Select the lines that hold the word "text" and copy each one.

Dataset items

——

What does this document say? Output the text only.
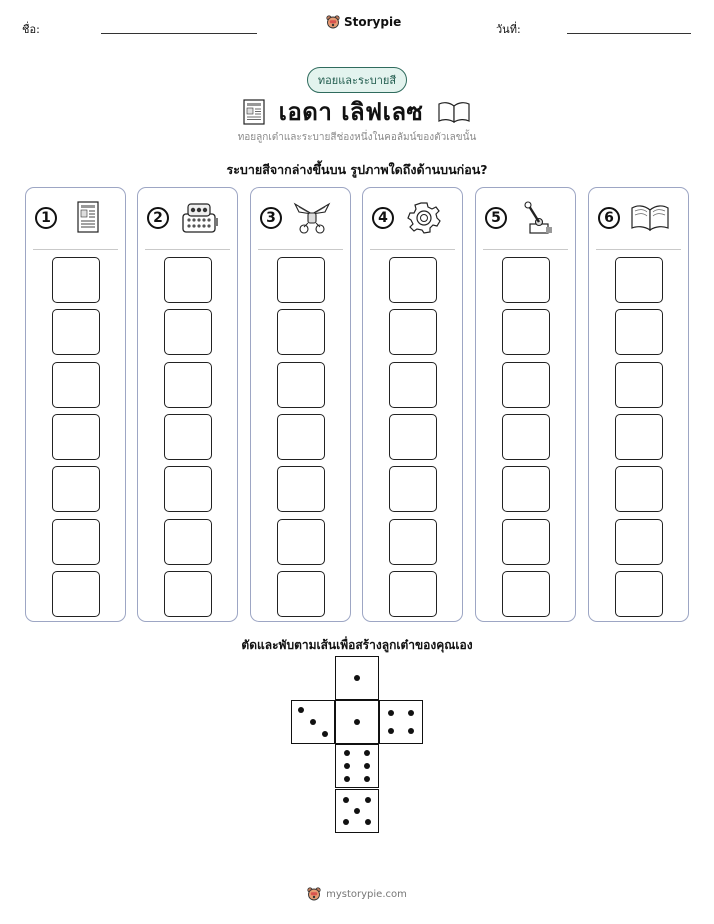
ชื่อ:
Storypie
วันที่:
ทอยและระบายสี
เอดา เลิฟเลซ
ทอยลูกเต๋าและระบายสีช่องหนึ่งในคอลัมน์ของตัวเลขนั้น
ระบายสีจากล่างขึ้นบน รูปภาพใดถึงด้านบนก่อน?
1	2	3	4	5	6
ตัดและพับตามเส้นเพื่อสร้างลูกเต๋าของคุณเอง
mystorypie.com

——

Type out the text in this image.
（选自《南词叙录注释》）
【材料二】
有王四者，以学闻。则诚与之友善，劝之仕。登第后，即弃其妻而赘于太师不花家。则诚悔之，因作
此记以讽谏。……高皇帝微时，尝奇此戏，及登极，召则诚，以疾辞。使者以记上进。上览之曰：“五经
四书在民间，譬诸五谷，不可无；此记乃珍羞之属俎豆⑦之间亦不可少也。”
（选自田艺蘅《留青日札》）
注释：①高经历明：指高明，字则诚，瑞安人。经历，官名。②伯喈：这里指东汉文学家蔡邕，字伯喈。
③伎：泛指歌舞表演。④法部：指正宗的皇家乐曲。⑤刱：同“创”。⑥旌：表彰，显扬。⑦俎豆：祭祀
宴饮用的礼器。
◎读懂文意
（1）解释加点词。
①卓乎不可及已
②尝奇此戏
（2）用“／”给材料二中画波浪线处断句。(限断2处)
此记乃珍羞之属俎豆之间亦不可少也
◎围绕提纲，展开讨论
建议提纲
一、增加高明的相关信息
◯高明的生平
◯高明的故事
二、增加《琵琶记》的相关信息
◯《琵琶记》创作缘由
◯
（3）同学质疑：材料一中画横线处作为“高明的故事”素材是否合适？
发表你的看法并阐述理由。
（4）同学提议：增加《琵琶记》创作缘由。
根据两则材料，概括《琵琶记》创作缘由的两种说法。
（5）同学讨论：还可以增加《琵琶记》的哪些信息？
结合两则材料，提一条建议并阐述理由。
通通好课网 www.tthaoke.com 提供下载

——

#### [Correct answer]
What does this document say? Output the text only.
Type out the text in this image.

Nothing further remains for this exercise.